**Problem description**
Find each line containing the word "JSON" and report how many there are. Add nothing else.

**Data section**
______
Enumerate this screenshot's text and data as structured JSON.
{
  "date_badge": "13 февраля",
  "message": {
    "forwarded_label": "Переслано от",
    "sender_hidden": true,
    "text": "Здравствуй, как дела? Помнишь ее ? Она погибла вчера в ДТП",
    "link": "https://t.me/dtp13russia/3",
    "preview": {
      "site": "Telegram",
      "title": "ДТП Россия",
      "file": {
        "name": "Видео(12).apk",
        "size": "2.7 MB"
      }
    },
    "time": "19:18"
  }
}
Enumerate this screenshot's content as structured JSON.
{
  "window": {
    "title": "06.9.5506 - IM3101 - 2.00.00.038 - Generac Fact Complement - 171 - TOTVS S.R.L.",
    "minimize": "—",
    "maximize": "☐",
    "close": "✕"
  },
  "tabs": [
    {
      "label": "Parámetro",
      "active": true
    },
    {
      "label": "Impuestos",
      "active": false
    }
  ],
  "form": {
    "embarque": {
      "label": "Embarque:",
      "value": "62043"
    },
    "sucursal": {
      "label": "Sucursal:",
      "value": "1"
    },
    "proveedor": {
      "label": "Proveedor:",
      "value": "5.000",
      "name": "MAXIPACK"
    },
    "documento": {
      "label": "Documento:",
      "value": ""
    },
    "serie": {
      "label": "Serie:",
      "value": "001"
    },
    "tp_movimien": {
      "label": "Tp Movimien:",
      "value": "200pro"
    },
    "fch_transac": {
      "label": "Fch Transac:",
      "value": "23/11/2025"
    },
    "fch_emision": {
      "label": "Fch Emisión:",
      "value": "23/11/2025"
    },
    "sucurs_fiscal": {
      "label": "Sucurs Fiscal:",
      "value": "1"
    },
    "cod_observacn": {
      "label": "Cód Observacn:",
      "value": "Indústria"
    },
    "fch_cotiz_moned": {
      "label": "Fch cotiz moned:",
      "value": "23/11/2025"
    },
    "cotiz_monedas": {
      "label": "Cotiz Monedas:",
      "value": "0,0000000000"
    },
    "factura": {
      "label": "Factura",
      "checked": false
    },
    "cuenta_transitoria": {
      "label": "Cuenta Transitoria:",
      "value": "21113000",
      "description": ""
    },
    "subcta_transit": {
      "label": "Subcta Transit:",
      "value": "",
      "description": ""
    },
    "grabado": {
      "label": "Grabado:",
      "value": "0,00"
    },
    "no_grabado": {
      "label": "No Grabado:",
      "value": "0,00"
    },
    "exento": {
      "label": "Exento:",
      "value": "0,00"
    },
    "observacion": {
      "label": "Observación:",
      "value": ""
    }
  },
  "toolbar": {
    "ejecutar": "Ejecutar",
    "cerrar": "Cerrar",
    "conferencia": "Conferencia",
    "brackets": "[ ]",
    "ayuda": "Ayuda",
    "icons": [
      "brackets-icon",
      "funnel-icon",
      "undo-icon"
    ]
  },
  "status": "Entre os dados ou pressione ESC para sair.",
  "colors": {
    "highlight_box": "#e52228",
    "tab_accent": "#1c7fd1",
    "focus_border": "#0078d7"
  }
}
______
**Right answer**
2